GIVEN TASK: Quote each record exactly, please, leaving none out.

GIVEN RECORDS:
--- Start ---

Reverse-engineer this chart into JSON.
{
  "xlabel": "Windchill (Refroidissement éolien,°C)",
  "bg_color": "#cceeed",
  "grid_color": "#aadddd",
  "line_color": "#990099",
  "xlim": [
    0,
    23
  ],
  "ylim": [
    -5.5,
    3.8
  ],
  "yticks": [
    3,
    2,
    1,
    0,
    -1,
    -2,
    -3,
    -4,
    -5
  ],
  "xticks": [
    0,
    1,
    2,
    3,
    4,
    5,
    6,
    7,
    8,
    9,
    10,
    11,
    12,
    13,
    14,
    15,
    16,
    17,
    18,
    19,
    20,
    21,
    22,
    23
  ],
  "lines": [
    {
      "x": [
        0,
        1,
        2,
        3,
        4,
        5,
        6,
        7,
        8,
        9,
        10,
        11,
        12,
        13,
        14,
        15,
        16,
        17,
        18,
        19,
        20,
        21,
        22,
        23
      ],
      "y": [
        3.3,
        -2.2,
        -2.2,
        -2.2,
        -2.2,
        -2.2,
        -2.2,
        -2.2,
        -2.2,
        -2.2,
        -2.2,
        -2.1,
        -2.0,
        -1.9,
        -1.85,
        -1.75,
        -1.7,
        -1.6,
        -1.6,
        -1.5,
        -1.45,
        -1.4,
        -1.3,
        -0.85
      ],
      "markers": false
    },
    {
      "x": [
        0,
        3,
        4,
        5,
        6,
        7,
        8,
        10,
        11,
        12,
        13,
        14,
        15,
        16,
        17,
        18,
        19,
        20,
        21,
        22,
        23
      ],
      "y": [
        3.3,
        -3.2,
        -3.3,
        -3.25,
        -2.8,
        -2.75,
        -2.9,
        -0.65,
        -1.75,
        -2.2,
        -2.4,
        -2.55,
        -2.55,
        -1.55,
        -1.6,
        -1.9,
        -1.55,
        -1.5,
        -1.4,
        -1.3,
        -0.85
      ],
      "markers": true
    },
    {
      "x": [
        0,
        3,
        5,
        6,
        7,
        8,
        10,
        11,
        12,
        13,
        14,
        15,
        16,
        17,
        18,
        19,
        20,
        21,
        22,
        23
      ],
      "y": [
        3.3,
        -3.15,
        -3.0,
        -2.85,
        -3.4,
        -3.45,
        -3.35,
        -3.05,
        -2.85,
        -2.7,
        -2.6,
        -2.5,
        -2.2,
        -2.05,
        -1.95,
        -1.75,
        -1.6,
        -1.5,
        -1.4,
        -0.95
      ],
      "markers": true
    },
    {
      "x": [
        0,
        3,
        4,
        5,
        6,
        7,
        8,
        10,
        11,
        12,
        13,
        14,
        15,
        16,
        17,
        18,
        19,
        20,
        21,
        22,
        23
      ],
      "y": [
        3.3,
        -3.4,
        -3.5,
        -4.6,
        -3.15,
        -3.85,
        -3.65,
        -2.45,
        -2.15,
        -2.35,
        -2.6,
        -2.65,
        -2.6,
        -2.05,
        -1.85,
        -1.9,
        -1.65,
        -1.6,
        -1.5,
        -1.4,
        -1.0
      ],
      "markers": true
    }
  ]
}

--- End ---

PROBLEM SOLUTION:
Reverse-engineer this chart into JSON.
{
  "xlabel": "Windchill (Refroidissement éolien,°C)",
  "bg_color": "#cceeed",
  "grid_color": "#aadddd",
  "line_color": "#990099",
  "xlim": [
    0,
    23
  ],
  "ylim": [
    -5.5,
    3.8
  ],
  "yticks": [
    3,
    2,
    1,
    0,
    -1,
    -2,
    -3,
    -4,
    -5
  ],
  "xticks": [
    0,
    1,
    2,
    3,
    4,
    5,
    6,
    7,
    8,
    9,
    10,
    11,
    12,
    13,
    14,
    15,
    16,
    17,
    18,
    19,
    20,
    21,
    22,
    23
  ],
  "lines": [
    {
      "x": [
        0,
        1,
        2,
        3,
        4,
        5,
        6,
        7,
        8,
        9,
        10,
        11,
        12,
        13,
        14,
        15,
        16,
        17,
        18,
        19,
        20,
        21,
        22,
        23
      ],
      "y": [
        3.3,
        -2.2,
        -2.2,
        -2.2,
        -2.2,
        -2.2,
        -2.2,
        -2.2,
        -2.2,
        -2.2,
        -2.2,
        -2.1,
        -2.0,
        -1.9,
        -1.85,
        -1.75,
        -1.7,
        -1.6,
        -1.6,
        -1.5,
        -1.45,
        -1.4,
        -1.3,
        -0.85
      ],
      "markers": false
    },
    {
      "x": [
        0,
        3,
        4,
        5,
        6,
        7,
        8,
        10,
        11,
        12,
        13,
        14,
        15,
        16,
        17,
        18,
        19,
        20,
        21,
        22,
        23
      ],
      "y": [
        3.3,
        -3.2,
        -3.3,
        -3.25,
        -2.8,
        -2.75,
        -2.9,
        -0.65,
        -1.75,
        -2.2,
        -2.4,
        -2.55,
        -2.55,
        -1.55,
        -1.6,
        -1.9,
        -1.55,
        -1.5,
        -1.4,
        -1.3,
        -0.85
      ],
      "markers": true
    },
    {
      "x": [
        0,
        3,
        5,
        6,
        7,
        8,
        10,
        11,
        12,
        13,
        14,
        15,
        16,
        17,
        18,
        19,
        20,
        21,
        22,
        23
      ],
      "y": [
        3.3,
        -3.15,
        -3.0,
        -2.85,
        -3.4,
        -3.45,
        -3.35,
        -3.05,
        -2.85,
        -2.7,
        -2.6,
        -2.5,
        -2.2,
        -2.05,
        -1.95,
        -1.75,
        -1.6,
        -1.5,
        -1.4,
        -0.95
      ],
      "markers": true
    },
    {
      "x": [
        0,
        3,
        4,
        5,
        6,
        7,
        8,
        10,
        11,
        12,
        13,
        14,
        15,
        16,
        17,
        18,
        19,
        20,
        21,
        22,
        23
      ],
      "y": [
        3.3,
        -3.4,
        -3.5,
        -4.6,
        -3.15,
        -3.85,
        -3.65,
        -2.45,
        -2.15,
        -2.35,
        -2.6,
        -2.65,
        -2.6,
        -2.05,
        -1.85,
        -1.9,
        -1.65,
        -1.6,
        -1.5,
        -1.4,
        -1.0
      ],
      "markers": true
    }
  ]
}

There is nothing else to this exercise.